** BEGIN Record list **

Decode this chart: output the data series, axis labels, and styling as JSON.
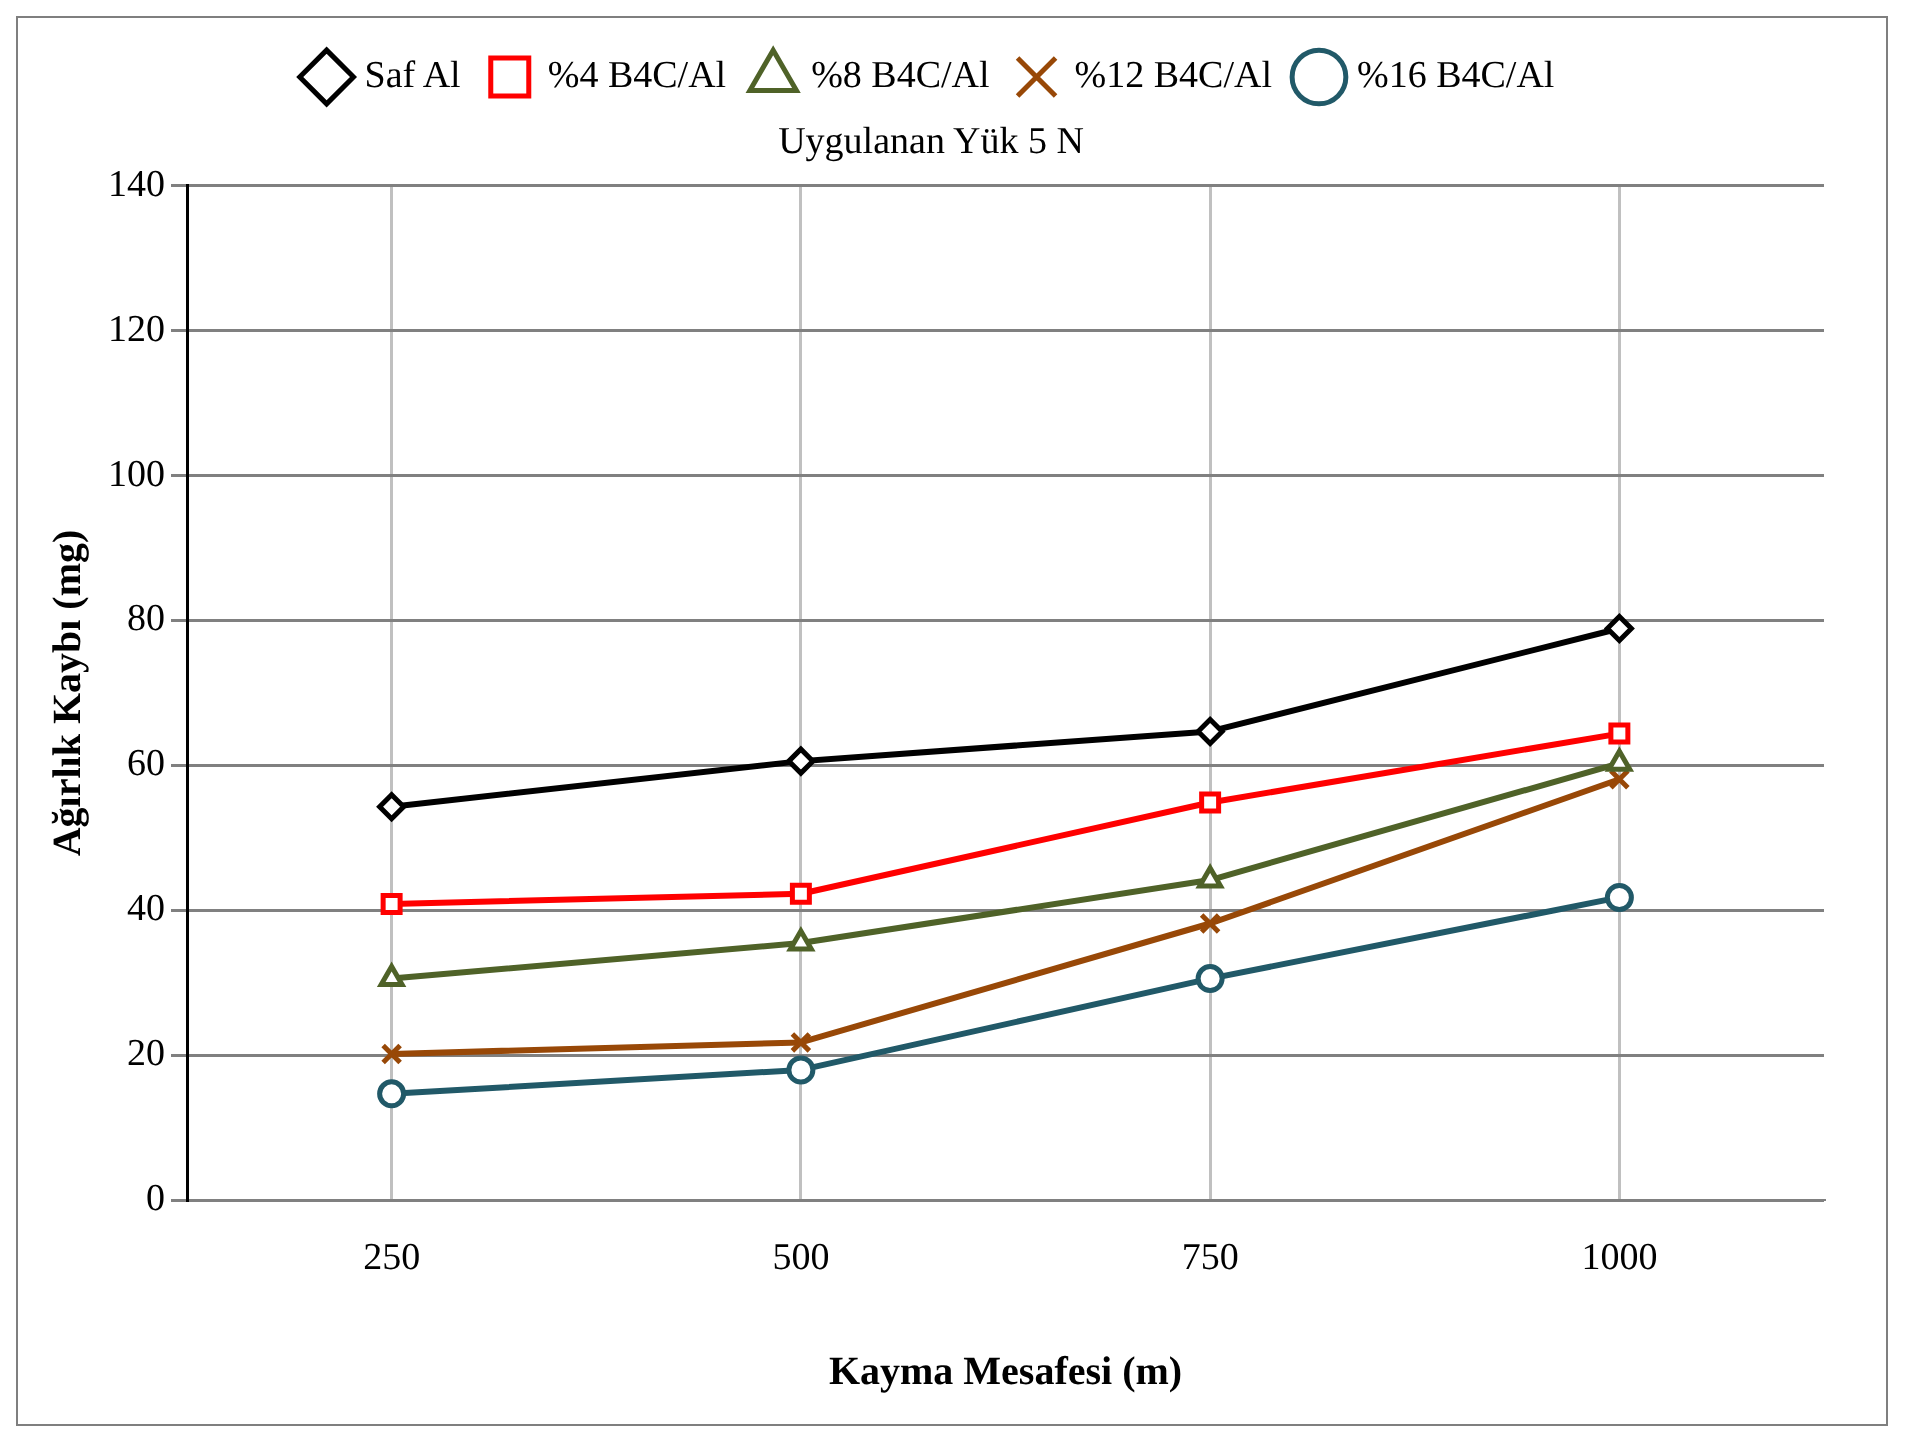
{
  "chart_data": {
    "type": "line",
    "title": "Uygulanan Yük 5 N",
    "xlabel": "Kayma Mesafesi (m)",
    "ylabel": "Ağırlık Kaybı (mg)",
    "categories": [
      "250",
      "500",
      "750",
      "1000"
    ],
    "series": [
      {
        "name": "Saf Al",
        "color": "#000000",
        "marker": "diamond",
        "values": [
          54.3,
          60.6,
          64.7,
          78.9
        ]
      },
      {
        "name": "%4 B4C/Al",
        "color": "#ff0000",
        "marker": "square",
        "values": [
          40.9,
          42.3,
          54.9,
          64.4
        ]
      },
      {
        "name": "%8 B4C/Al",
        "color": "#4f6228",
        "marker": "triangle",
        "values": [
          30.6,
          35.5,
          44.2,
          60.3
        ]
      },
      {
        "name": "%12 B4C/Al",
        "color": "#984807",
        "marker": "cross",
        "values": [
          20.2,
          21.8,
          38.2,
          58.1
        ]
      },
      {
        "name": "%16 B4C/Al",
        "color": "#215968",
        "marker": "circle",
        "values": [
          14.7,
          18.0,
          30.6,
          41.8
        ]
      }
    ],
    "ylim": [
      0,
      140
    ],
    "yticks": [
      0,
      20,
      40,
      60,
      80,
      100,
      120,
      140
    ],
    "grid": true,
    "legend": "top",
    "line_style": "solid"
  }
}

** END Record list **
** BEGIN Record list **

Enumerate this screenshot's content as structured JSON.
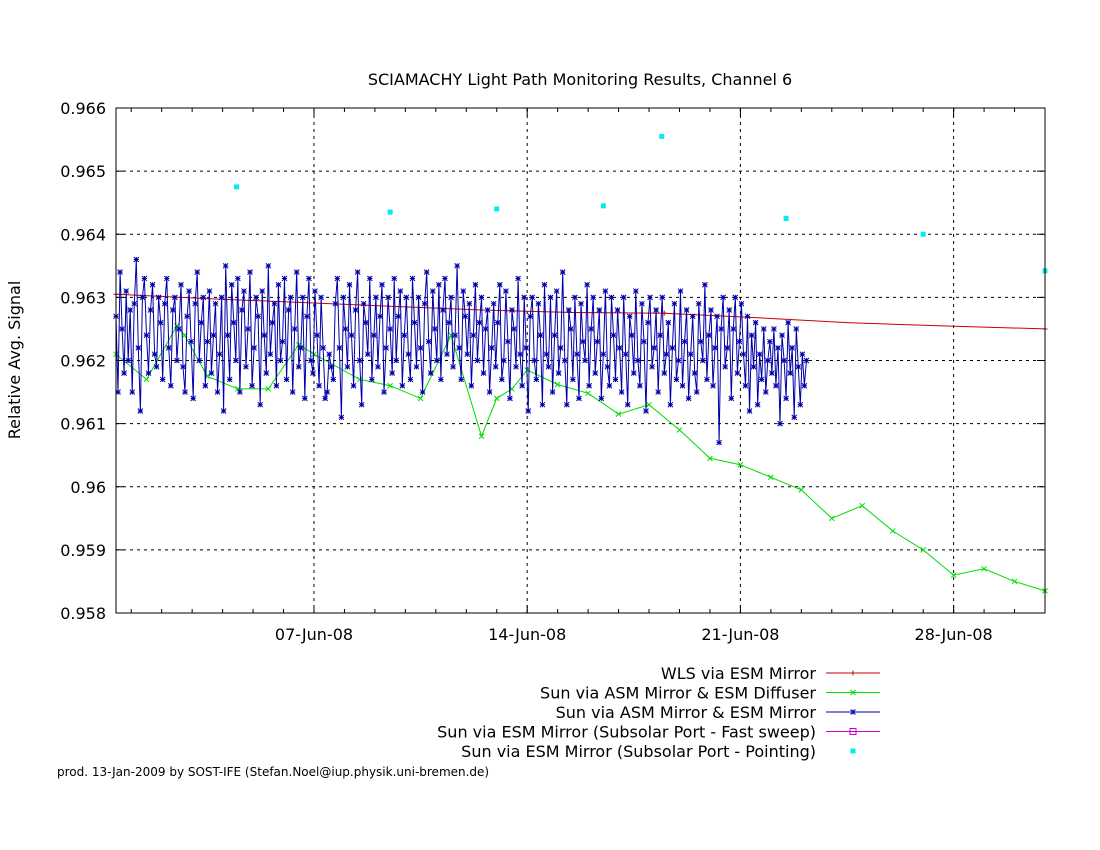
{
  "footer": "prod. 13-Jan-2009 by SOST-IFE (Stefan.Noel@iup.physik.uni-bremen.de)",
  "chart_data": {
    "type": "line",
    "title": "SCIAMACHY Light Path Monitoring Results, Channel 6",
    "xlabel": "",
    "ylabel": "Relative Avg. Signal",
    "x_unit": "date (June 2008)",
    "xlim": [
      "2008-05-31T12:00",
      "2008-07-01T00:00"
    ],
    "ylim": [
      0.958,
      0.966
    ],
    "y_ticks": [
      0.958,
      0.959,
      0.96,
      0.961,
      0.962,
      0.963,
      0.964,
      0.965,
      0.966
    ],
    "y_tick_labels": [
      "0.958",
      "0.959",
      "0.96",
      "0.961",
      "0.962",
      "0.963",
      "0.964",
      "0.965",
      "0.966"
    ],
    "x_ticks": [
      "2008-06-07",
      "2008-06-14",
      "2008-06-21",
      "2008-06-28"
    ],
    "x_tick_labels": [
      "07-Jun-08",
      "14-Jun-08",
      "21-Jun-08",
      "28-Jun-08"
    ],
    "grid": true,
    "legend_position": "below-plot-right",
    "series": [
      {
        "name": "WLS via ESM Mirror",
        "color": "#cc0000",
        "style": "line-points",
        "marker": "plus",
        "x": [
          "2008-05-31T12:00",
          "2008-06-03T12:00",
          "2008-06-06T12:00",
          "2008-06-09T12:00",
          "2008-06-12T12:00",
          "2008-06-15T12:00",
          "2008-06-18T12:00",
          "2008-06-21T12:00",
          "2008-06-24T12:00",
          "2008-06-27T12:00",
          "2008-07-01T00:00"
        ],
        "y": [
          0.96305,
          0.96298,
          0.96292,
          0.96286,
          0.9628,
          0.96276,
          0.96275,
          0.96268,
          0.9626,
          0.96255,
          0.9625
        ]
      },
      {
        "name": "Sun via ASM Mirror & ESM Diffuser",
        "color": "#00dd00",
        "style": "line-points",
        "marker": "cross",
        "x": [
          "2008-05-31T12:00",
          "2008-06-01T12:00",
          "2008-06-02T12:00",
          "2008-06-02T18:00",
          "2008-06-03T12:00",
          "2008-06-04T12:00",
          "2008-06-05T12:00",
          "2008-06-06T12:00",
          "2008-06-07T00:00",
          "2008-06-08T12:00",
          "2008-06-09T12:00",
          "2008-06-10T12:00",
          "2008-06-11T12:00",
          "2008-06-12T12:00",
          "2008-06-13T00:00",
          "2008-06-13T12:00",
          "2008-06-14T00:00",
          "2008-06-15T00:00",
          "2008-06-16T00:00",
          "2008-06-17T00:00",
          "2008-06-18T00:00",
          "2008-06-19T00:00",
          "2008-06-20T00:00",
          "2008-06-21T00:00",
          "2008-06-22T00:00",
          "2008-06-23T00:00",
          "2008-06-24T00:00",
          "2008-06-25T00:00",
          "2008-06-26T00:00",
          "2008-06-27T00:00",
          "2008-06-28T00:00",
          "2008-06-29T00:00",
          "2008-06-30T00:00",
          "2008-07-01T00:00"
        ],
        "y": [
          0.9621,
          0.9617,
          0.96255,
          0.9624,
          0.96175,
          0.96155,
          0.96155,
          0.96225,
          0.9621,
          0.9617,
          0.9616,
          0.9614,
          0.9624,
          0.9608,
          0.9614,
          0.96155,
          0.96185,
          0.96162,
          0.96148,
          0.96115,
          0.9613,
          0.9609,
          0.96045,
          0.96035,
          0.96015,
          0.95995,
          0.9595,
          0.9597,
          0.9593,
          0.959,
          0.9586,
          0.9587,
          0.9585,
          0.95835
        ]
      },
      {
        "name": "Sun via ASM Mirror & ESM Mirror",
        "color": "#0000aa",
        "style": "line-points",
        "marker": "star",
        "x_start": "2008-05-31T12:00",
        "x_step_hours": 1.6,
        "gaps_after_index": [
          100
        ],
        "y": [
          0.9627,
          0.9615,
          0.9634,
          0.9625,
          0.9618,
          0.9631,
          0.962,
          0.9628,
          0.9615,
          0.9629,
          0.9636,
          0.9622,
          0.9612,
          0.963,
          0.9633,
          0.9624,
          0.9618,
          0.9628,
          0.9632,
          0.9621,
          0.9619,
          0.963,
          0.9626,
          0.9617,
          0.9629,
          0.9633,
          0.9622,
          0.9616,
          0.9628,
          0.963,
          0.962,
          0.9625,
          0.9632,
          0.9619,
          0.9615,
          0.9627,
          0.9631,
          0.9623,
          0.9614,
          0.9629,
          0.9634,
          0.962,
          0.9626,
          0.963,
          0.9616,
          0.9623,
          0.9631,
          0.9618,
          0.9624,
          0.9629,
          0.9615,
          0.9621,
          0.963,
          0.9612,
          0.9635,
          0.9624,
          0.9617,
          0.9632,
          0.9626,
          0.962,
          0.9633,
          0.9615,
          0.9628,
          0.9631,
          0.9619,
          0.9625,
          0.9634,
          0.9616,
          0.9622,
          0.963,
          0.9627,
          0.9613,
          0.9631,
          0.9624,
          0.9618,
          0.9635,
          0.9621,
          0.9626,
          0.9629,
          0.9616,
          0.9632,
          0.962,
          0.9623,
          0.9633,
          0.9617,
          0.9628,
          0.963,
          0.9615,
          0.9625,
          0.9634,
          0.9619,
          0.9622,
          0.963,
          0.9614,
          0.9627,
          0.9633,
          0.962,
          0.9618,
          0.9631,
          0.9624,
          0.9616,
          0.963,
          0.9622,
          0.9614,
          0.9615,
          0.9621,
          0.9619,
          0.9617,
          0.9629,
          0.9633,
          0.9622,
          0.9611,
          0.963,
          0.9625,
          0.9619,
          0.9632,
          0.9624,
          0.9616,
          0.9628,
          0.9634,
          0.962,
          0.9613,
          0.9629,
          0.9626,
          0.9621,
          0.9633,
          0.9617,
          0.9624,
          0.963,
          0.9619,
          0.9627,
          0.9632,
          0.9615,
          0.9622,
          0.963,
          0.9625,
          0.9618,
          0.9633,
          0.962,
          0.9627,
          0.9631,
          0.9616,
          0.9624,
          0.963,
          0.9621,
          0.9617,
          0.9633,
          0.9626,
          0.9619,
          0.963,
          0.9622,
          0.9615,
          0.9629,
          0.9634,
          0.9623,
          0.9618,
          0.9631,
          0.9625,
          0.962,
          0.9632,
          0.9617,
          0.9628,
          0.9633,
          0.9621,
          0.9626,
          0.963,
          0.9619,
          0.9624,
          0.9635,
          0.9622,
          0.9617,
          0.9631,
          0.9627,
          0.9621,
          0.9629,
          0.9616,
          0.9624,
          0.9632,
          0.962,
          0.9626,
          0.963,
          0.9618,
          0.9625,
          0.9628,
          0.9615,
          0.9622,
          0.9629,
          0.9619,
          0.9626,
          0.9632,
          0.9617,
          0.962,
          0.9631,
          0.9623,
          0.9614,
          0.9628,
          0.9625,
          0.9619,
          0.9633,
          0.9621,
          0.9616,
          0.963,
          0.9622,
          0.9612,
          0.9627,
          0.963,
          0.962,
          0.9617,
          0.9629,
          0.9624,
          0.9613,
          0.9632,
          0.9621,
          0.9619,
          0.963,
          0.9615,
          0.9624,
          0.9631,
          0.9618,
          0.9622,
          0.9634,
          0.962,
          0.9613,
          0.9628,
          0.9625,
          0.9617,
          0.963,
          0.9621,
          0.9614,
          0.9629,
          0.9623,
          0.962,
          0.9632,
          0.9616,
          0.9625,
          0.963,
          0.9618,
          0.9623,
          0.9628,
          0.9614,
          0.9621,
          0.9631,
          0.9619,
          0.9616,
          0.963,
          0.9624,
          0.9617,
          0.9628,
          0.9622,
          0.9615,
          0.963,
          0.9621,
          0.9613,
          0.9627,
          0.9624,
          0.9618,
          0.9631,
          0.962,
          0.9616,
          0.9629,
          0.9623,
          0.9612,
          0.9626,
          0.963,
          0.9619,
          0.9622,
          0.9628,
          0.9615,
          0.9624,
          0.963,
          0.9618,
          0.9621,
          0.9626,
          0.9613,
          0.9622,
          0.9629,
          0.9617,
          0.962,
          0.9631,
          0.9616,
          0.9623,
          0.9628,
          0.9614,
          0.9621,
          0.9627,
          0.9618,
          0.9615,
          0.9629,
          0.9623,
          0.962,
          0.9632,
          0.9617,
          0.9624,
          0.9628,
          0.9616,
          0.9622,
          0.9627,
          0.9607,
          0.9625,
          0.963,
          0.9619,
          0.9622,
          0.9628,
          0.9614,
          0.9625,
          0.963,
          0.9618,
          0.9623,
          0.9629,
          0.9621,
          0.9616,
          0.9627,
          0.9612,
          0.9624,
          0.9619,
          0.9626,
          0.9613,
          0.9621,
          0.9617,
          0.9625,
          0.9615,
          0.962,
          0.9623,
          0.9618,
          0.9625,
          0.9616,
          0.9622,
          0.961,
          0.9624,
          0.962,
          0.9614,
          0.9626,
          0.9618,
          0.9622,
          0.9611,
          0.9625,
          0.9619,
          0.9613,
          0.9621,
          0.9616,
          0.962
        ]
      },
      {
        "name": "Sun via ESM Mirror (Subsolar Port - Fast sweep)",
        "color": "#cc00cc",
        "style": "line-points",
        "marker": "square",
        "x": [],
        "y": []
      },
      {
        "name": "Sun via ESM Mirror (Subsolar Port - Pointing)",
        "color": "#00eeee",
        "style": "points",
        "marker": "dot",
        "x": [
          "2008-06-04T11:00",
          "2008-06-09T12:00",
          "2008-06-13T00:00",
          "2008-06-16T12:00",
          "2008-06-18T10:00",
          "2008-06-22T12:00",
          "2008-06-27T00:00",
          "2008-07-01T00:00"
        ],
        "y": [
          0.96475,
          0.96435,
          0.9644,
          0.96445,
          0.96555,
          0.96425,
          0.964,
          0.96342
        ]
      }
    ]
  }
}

** END Record list **

● **Required work**: Filter the records down to the lines that contain the string "title", and copy those lines.

● **Answer to this exercise**:
    "title": "Uygulanan Yük 5 N",
    "title": "SCIAMACHY Light Path Monitoring Results, Channel 6",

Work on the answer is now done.